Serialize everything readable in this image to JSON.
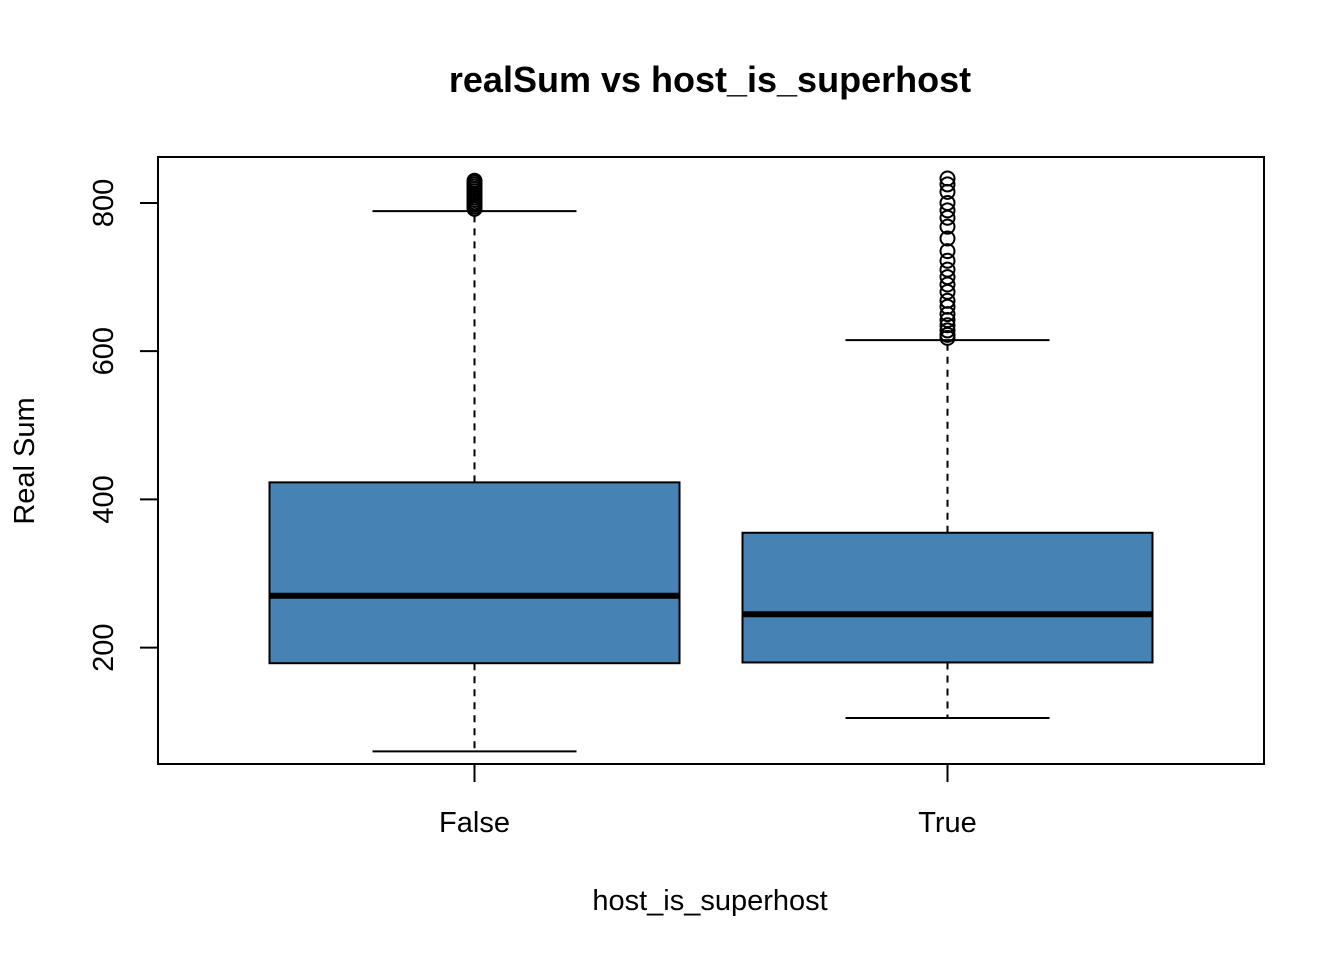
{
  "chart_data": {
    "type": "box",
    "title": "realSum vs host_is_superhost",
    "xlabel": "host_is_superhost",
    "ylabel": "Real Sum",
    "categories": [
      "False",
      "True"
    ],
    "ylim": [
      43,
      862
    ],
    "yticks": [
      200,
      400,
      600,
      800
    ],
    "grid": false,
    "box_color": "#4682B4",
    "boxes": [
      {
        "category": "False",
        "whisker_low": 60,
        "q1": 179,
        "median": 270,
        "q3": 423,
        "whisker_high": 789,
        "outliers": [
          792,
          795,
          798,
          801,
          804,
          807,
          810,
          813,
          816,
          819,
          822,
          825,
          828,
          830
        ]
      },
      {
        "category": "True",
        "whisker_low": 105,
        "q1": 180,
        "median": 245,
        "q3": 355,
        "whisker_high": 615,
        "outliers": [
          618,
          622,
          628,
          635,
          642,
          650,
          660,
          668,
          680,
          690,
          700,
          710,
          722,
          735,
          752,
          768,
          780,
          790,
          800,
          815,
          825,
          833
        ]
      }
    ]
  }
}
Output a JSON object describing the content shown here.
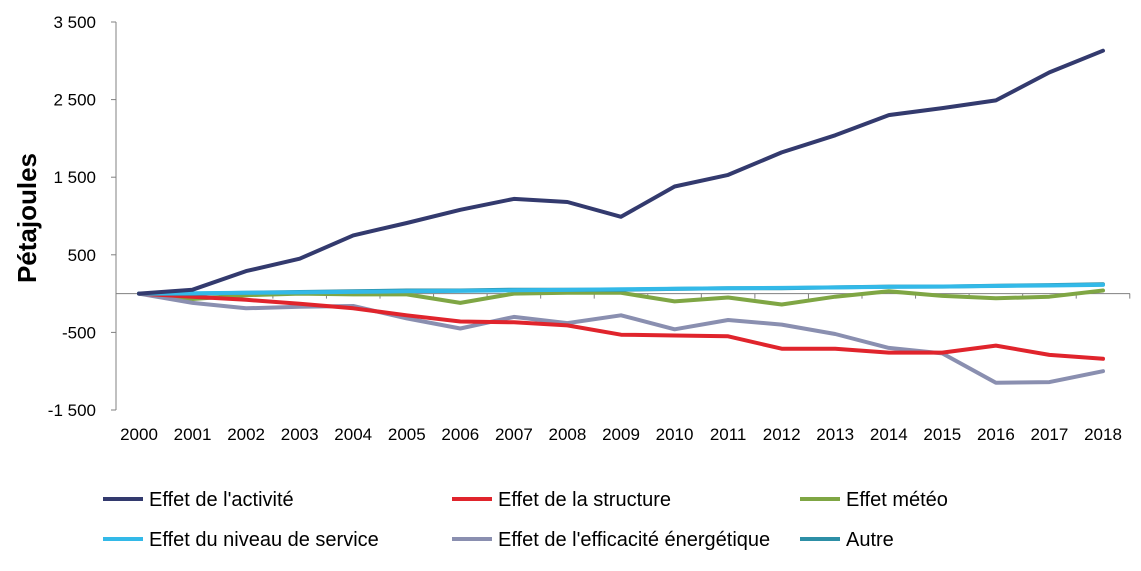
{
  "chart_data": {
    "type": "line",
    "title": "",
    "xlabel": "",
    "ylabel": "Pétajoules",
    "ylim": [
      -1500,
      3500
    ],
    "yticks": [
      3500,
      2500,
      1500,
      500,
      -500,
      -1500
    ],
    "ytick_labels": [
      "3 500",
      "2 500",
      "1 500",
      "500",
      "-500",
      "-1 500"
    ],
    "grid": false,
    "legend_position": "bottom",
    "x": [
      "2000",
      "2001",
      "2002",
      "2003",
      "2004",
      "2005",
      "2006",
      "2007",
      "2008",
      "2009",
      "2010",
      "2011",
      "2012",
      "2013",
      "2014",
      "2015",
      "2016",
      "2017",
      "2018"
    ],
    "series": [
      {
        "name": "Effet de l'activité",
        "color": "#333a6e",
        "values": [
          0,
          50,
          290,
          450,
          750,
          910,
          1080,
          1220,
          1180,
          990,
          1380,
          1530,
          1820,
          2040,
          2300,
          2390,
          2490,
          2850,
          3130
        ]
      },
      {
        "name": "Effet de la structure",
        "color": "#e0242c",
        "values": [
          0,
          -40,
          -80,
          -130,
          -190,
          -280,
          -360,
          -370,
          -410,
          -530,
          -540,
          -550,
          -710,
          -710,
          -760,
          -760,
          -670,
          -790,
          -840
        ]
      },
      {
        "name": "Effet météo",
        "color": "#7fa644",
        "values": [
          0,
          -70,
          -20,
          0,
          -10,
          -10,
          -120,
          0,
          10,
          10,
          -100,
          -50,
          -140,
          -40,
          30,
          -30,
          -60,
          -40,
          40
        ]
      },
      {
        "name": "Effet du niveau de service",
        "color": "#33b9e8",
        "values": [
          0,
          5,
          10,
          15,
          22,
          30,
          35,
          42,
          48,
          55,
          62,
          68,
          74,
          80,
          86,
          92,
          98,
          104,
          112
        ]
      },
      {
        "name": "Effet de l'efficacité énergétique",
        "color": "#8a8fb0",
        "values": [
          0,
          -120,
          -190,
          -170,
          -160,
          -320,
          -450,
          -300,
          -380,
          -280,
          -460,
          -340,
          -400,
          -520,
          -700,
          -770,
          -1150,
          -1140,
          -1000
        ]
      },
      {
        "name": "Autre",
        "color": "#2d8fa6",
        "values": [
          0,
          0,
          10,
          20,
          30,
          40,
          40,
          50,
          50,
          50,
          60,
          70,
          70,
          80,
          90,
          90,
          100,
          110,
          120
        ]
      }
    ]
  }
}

-------

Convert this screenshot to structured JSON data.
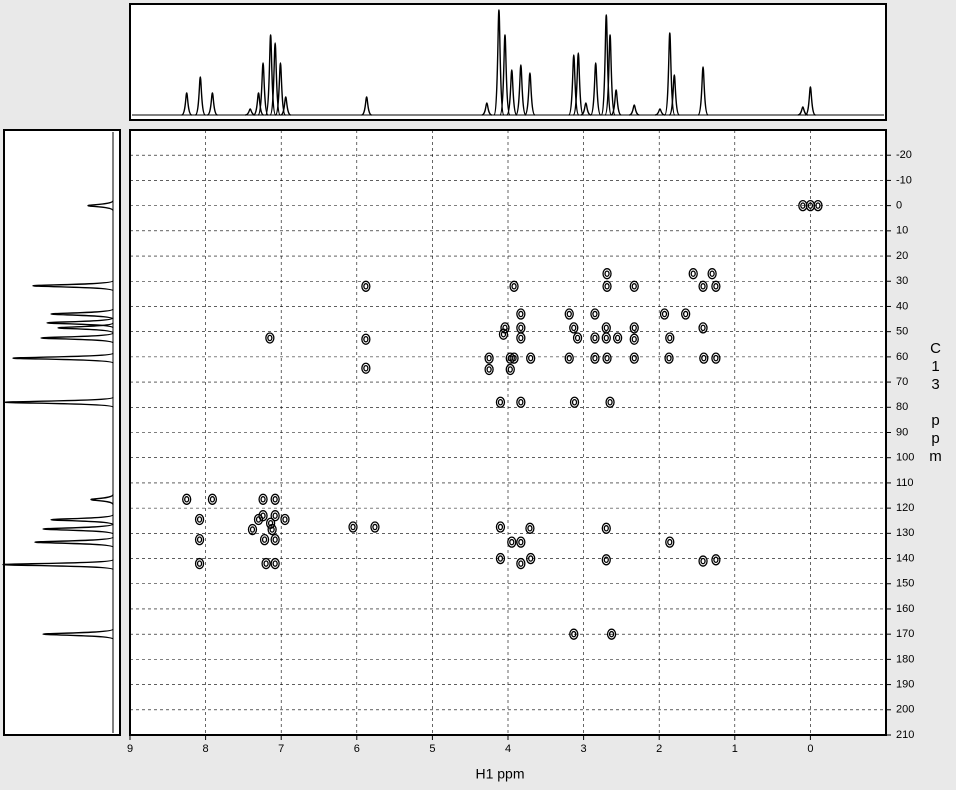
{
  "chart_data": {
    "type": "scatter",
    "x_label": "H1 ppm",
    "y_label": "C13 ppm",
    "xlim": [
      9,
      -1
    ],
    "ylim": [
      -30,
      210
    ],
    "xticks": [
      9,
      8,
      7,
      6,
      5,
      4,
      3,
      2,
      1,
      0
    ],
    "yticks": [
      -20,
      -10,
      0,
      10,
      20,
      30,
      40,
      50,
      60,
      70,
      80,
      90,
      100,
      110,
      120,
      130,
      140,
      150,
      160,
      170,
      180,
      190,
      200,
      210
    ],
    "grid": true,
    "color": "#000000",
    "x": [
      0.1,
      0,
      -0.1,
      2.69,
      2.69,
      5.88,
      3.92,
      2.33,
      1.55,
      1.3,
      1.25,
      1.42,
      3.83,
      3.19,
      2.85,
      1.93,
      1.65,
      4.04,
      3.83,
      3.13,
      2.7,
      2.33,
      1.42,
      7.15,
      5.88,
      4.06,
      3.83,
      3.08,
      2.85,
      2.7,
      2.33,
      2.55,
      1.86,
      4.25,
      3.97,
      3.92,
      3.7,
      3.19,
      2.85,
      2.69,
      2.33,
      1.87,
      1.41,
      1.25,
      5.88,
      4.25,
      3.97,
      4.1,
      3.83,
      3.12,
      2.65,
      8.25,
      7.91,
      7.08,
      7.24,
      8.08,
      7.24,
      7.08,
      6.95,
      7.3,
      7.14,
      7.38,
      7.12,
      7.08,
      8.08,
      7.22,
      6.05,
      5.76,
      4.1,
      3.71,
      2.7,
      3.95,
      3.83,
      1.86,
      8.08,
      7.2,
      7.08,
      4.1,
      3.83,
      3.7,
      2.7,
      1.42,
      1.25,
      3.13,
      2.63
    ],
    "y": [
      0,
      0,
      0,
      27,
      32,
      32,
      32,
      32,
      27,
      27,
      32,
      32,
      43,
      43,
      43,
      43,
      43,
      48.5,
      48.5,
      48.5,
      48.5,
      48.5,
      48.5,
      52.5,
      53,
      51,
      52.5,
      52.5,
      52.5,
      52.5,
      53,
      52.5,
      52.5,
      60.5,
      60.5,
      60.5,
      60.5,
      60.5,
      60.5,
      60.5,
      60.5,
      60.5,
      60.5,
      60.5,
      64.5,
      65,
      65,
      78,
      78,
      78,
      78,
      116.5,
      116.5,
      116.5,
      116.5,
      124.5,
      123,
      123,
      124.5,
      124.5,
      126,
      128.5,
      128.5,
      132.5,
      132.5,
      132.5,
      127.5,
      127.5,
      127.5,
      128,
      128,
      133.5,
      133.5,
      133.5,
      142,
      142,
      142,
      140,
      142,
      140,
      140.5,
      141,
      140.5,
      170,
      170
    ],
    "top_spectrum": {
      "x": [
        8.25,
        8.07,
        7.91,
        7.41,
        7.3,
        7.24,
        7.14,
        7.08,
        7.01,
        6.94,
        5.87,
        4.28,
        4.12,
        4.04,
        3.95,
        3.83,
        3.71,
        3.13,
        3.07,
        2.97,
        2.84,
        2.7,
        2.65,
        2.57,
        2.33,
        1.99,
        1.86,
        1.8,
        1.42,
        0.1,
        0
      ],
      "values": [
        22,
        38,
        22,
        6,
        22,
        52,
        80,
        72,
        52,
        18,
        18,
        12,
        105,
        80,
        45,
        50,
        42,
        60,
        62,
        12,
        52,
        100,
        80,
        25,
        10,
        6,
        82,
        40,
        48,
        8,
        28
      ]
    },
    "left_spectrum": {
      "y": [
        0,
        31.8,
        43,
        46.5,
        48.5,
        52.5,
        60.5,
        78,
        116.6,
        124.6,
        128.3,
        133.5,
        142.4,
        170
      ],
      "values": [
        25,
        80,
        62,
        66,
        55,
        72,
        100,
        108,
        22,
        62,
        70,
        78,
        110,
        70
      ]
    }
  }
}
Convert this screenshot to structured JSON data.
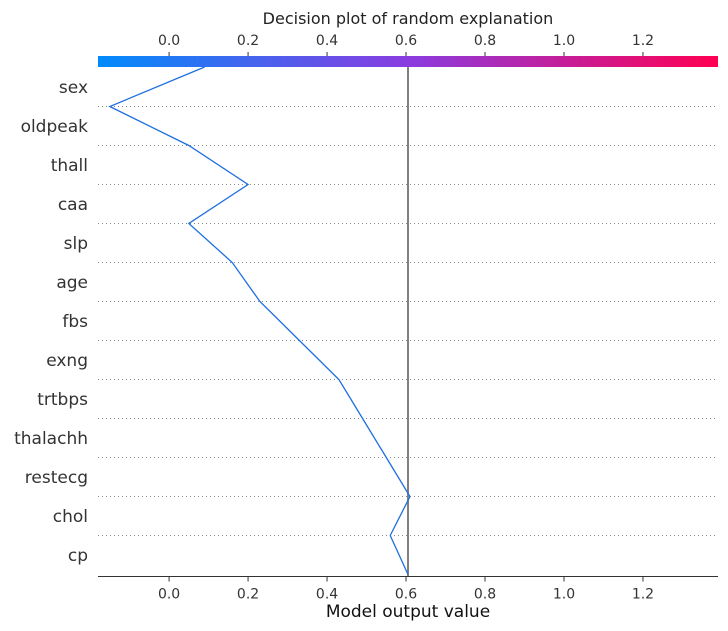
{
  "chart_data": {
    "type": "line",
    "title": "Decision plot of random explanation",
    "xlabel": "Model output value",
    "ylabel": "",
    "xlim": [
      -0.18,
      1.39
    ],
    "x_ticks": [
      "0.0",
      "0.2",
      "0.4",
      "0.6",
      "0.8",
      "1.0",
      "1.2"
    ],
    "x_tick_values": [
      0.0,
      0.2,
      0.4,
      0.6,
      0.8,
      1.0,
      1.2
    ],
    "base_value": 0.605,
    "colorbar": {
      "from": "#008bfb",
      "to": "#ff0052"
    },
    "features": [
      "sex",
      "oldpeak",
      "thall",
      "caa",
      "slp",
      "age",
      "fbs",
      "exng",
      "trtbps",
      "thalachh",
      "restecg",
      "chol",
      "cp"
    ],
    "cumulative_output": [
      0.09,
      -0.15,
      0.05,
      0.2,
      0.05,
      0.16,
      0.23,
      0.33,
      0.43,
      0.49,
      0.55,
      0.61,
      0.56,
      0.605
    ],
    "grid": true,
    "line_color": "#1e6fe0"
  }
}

-------

- [Exercise instructions]: Gather each line in the data that holds the string "Effet".

- [Solution]:
        "name": "Effet de l'activité",
        "name": "Effet de la structure",
        "name": "Effet météo",
        "name": "Effet du niveau de service",
        "name": "Effet de l'efficacité énergétique",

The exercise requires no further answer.